++++ RAW RECORDS ++++

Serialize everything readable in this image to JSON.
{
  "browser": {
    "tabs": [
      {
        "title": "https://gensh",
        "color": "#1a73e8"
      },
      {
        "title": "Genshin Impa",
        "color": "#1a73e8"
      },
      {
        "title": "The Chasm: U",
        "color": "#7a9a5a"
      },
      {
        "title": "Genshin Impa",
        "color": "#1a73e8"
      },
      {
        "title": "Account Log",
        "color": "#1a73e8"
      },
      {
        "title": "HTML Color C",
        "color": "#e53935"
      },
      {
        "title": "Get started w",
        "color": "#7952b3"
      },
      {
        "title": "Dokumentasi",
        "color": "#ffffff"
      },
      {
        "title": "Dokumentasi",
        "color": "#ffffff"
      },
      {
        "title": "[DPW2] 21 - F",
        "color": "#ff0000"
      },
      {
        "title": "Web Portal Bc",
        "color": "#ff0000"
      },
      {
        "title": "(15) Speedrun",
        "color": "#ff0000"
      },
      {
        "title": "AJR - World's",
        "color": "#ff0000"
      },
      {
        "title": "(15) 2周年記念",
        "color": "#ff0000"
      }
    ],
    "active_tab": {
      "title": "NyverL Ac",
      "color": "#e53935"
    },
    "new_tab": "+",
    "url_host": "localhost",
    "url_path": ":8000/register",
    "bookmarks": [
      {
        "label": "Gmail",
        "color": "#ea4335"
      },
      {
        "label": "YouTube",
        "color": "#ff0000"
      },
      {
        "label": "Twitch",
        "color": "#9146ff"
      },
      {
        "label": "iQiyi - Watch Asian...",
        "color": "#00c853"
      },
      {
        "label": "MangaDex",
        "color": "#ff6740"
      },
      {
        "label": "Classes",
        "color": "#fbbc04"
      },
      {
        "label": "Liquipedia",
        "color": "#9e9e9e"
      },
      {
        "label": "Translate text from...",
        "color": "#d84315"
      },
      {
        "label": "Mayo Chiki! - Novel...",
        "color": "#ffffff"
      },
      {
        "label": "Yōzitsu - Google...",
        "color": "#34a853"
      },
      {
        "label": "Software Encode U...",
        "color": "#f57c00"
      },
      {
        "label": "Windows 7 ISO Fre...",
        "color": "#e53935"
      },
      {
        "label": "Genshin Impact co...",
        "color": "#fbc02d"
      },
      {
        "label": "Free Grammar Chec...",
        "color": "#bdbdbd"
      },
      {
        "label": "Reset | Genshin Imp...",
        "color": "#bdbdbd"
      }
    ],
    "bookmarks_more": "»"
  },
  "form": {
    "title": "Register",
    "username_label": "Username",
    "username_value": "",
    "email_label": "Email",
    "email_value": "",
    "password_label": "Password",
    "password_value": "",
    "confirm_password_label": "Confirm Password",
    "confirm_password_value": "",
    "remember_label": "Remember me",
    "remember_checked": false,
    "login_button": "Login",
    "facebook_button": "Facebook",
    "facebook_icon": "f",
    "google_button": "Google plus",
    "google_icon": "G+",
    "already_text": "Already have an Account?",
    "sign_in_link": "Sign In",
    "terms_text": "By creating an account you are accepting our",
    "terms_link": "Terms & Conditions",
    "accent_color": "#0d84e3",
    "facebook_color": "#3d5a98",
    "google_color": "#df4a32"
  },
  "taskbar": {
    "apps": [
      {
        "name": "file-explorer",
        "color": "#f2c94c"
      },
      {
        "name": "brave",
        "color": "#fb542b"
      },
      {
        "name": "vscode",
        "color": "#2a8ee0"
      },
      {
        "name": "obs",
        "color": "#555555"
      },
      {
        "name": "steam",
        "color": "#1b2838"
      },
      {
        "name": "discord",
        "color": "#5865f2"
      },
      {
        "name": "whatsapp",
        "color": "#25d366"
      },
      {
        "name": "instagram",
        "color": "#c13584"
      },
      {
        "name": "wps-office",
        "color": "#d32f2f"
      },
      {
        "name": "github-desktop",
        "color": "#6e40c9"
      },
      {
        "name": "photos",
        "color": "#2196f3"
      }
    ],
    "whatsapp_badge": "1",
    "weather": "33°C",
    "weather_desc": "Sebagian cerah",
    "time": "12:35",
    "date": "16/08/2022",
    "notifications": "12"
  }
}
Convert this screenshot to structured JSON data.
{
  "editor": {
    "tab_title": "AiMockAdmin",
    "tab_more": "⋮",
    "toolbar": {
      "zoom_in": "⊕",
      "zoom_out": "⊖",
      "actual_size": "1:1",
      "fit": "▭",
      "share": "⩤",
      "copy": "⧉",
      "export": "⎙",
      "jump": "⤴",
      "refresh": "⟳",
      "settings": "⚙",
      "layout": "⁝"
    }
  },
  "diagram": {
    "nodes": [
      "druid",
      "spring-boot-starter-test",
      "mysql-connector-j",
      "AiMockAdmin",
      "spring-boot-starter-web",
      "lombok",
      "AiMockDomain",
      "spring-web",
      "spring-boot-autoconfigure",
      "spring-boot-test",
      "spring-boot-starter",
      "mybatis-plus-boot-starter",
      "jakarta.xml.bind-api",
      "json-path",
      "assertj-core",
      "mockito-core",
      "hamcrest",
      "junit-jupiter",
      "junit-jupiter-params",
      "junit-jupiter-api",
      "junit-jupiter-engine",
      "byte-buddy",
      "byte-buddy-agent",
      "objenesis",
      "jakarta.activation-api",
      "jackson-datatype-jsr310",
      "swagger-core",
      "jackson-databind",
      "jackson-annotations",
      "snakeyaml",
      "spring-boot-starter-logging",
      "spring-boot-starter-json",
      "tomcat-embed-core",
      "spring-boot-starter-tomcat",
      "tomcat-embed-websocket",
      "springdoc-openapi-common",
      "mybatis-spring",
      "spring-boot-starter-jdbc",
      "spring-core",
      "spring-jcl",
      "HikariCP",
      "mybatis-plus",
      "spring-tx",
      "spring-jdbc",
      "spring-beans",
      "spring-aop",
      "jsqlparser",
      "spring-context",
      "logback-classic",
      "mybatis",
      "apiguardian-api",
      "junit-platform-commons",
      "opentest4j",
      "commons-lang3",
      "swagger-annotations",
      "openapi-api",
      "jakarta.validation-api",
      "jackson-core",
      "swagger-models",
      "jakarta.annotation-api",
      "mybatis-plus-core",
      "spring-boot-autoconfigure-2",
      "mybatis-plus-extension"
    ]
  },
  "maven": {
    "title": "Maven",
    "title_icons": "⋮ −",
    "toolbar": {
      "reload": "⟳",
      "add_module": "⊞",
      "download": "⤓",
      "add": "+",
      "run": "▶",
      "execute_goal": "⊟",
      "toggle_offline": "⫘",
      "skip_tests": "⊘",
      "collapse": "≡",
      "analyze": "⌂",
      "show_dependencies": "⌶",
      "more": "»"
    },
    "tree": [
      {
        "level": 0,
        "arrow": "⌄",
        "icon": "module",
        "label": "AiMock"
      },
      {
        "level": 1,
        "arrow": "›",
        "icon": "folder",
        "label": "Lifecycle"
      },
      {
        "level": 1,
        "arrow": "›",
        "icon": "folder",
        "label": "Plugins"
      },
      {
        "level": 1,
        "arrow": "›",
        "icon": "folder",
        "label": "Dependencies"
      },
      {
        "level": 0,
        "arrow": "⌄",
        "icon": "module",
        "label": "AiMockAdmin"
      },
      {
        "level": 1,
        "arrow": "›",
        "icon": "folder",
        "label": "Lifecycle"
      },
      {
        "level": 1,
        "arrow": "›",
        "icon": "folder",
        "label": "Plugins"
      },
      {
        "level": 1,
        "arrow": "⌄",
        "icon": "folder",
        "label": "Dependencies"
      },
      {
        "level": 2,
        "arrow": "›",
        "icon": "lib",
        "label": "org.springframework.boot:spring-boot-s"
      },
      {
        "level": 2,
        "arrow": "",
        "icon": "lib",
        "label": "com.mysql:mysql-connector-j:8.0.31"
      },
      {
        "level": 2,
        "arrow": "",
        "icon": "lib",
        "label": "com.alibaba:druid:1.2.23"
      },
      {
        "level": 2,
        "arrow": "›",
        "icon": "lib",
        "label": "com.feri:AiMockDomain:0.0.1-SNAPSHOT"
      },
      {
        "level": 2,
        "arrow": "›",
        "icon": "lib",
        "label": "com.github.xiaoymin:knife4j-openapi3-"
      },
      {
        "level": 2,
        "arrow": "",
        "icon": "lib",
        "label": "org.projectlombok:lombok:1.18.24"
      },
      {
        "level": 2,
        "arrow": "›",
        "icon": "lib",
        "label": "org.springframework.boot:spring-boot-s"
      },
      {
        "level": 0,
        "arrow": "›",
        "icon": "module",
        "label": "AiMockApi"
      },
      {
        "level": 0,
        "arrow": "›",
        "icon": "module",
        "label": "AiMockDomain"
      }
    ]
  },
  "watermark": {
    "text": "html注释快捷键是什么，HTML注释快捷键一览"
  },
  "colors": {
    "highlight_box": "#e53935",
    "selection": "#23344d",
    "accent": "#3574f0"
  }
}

++++

_WHAT IS REQUIRED_: Pull out all lines in the data above that include "this".

_EXERCISE ANSWER_:
Serialize everything readable in this image to JSON.
Convert this screenshot to structured JSON data.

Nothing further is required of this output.